Given instruction: Work through the records below and tally every line containing "dari". Reply with the total alone.

▬▬▬▬▬▬

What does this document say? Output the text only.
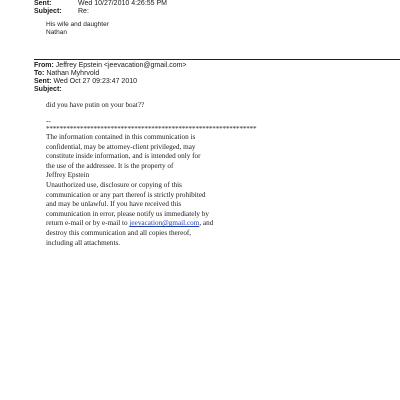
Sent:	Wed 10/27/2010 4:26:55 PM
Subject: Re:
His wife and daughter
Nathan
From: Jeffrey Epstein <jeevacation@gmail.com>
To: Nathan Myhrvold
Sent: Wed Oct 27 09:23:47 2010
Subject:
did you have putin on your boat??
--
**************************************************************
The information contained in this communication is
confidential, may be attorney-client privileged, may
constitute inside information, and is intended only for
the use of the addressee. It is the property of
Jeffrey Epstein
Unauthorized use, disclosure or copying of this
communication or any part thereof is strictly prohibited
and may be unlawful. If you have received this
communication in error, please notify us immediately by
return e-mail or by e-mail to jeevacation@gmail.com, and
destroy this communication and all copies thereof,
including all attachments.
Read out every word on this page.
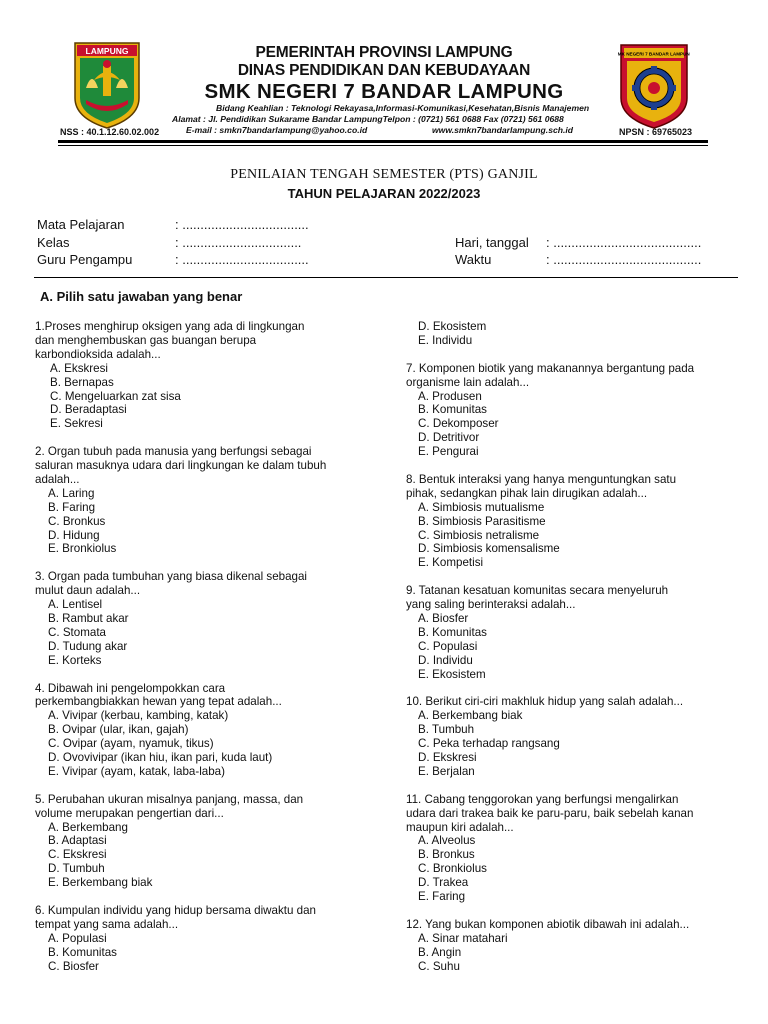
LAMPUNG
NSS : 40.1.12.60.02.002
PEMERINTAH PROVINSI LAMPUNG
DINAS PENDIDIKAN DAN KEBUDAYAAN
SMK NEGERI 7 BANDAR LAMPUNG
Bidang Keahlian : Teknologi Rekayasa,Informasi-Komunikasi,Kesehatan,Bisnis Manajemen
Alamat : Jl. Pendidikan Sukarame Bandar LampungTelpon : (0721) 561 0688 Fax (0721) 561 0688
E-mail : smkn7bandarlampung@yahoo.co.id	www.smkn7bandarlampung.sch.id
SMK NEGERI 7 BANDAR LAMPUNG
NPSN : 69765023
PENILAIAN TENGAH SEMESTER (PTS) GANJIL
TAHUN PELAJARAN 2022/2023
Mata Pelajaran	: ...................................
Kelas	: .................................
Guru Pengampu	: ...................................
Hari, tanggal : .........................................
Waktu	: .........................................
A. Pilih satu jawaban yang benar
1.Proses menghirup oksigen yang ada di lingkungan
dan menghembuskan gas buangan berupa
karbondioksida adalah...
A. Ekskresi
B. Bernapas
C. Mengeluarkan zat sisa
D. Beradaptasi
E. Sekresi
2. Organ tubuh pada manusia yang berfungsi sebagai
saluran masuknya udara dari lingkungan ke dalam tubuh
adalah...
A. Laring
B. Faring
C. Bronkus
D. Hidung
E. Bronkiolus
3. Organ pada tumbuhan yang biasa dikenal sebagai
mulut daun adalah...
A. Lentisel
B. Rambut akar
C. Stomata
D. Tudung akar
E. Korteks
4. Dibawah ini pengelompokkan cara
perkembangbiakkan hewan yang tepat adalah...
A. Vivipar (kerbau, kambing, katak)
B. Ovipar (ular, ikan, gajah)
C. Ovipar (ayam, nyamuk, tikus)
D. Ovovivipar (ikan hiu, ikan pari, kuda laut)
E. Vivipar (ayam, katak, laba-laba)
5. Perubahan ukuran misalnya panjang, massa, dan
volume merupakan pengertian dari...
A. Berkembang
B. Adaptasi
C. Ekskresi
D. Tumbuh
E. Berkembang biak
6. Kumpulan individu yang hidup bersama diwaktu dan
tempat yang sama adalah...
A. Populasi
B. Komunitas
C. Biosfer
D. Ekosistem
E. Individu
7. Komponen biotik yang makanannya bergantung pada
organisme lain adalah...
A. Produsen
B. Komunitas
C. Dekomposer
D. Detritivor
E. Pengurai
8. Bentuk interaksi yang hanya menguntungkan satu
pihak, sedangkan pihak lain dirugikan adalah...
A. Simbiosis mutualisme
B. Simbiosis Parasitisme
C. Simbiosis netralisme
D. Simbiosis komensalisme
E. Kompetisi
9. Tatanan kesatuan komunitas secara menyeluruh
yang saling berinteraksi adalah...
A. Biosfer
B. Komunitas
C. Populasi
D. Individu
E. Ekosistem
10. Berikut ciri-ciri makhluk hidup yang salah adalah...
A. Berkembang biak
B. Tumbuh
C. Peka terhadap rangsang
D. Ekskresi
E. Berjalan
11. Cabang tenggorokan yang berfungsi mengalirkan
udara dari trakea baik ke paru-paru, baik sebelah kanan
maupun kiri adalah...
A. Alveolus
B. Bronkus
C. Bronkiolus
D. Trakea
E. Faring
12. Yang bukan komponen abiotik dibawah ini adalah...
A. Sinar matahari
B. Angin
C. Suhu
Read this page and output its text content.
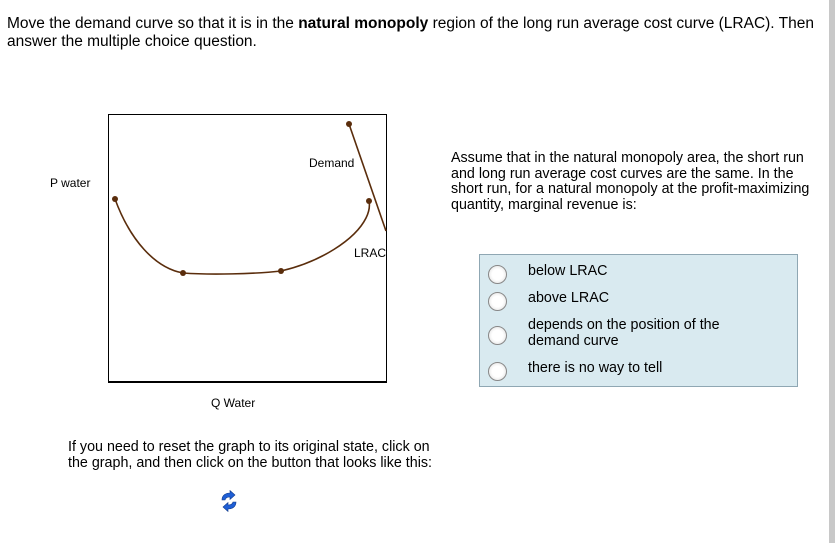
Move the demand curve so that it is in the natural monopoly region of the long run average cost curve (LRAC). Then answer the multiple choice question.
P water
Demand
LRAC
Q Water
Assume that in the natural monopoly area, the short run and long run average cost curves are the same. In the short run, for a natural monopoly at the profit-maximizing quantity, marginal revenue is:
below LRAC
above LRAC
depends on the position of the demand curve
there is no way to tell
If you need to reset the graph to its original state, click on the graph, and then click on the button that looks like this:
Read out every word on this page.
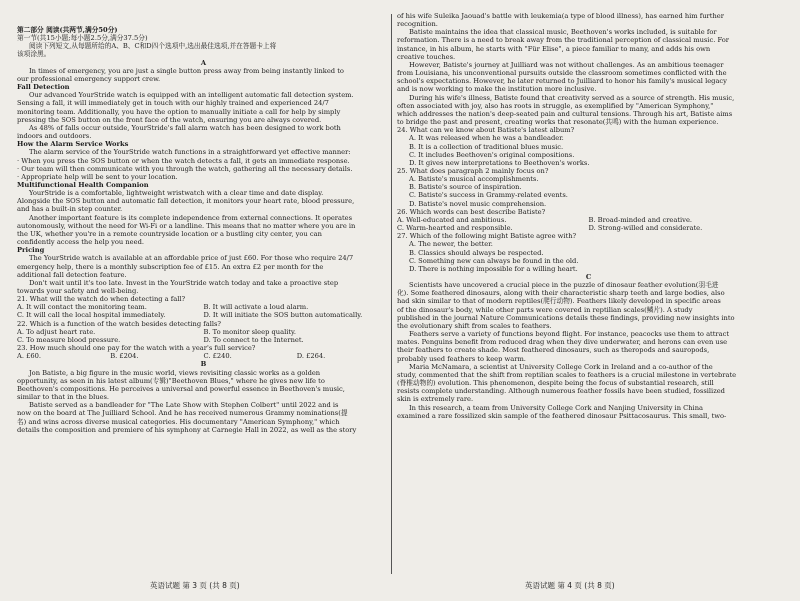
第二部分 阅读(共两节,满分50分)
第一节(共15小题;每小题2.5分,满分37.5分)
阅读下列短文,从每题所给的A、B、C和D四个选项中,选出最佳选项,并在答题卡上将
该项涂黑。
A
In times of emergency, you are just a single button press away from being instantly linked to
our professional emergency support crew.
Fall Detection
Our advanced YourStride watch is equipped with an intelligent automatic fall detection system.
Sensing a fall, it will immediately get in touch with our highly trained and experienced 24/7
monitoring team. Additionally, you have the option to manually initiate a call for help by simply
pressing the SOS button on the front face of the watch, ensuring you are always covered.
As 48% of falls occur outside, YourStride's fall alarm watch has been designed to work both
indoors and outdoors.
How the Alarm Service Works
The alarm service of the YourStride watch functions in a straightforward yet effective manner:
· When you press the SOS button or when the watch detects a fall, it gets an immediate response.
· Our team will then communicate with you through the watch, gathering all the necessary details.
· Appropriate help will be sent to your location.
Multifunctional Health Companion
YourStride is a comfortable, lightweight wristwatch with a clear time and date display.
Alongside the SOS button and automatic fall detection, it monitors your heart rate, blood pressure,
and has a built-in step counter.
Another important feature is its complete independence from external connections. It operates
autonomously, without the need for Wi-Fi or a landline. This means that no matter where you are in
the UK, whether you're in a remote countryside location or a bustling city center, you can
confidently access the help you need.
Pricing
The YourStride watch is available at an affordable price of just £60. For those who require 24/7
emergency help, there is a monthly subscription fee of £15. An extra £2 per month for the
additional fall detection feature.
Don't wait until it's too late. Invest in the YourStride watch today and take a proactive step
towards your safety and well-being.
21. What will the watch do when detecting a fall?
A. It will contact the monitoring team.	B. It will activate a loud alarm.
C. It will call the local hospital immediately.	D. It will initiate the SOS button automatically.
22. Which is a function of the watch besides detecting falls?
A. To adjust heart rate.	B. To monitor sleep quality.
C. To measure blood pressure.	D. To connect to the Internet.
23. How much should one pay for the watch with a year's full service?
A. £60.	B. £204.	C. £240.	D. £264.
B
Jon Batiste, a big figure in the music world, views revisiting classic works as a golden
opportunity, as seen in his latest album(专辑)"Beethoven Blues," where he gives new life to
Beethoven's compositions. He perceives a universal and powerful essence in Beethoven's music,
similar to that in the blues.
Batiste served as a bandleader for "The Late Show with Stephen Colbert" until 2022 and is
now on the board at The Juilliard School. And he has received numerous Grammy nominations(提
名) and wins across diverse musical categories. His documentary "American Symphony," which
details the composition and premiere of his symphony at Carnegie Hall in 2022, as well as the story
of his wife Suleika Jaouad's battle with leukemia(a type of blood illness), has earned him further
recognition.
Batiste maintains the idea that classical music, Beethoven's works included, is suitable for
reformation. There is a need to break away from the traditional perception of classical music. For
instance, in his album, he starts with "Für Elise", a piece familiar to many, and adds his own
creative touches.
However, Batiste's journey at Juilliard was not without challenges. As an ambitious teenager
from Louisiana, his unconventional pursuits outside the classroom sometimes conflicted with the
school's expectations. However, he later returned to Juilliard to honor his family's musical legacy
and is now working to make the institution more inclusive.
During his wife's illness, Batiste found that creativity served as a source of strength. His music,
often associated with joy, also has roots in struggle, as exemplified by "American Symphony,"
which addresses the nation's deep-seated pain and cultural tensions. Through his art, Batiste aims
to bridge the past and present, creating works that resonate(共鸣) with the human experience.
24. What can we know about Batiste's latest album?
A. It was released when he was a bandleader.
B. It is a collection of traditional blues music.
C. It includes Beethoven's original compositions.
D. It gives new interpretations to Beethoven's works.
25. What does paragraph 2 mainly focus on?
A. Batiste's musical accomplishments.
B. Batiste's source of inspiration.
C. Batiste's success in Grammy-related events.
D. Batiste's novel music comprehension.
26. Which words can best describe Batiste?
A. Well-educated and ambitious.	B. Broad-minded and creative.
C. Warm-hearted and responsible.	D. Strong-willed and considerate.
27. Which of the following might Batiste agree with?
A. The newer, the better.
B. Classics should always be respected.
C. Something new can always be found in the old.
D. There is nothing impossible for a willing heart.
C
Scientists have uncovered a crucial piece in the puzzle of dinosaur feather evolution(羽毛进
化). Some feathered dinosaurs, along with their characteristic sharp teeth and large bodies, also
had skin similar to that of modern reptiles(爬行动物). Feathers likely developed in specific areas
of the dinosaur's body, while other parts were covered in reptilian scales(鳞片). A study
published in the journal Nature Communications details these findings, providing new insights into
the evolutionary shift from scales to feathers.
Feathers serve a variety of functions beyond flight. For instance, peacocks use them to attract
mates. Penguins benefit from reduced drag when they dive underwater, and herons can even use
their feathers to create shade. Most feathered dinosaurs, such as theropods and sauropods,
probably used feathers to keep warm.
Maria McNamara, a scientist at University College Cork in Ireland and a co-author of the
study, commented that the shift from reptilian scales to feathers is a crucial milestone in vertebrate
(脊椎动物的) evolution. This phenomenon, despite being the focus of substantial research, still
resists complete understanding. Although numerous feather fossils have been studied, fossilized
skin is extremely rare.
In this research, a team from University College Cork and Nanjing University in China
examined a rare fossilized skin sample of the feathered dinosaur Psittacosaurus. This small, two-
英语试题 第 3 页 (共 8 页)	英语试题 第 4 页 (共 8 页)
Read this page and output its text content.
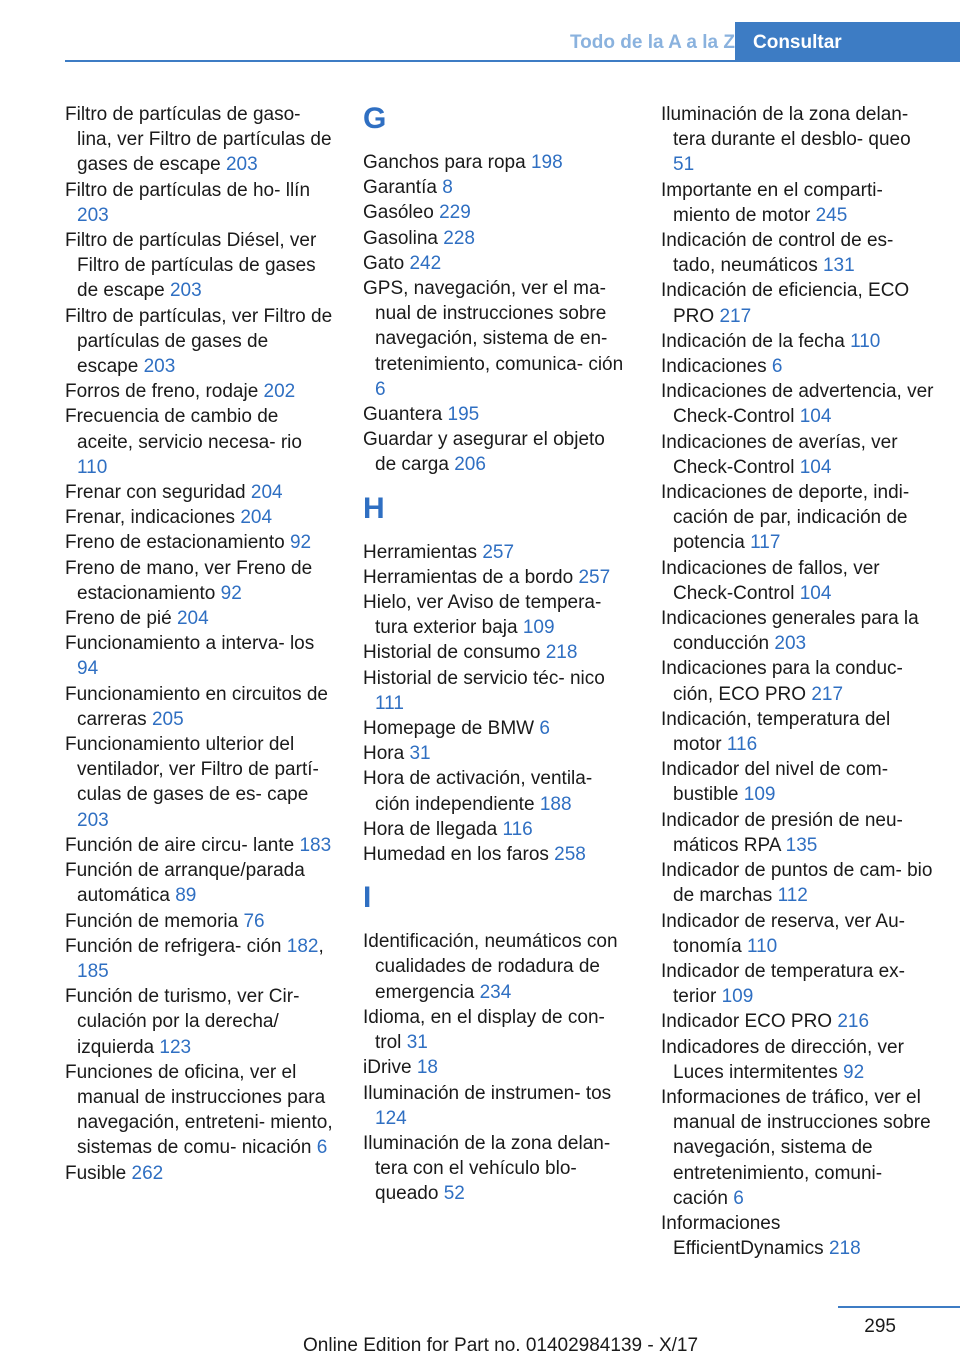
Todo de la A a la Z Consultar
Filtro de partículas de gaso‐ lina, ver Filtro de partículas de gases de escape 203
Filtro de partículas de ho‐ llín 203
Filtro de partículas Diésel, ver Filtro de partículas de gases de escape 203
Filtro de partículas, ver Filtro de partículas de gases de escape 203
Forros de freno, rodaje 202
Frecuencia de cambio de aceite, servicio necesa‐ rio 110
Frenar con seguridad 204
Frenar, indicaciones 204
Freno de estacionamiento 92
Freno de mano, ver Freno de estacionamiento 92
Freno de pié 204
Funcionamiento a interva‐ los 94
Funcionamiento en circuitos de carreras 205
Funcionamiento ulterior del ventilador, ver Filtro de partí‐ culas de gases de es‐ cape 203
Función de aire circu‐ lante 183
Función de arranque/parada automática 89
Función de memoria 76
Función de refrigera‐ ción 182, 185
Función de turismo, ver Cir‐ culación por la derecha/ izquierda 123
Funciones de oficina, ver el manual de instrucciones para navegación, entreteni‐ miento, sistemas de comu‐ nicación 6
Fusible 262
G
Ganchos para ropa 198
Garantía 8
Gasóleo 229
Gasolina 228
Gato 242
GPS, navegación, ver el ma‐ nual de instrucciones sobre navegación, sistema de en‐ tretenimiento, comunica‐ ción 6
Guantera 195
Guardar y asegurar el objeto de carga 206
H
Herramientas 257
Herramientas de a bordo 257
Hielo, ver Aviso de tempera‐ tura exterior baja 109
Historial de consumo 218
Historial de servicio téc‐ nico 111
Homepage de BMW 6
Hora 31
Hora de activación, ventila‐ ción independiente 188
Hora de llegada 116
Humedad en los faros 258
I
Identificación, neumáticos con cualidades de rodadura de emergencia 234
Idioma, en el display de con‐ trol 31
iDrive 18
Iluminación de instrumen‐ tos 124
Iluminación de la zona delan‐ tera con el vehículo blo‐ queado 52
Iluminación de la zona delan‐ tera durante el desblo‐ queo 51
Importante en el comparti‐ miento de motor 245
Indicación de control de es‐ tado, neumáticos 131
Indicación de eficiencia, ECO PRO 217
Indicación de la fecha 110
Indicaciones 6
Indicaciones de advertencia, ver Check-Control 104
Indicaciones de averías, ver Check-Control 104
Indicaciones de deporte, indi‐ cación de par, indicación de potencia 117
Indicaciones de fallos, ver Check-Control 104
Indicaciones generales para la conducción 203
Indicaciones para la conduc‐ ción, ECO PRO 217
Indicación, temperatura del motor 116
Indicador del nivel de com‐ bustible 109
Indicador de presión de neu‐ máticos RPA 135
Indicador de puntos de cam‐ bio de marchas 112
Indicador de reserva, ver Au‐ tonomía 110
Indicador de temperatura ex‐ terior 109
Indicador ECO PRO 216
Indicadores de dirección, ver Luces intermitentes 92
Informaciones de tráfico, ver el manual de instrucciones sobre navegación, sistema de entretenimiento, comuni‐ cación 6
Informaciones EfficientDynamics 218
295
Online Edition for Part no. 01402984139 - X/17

▬▬▬▬▬▬

Solution to this task: 3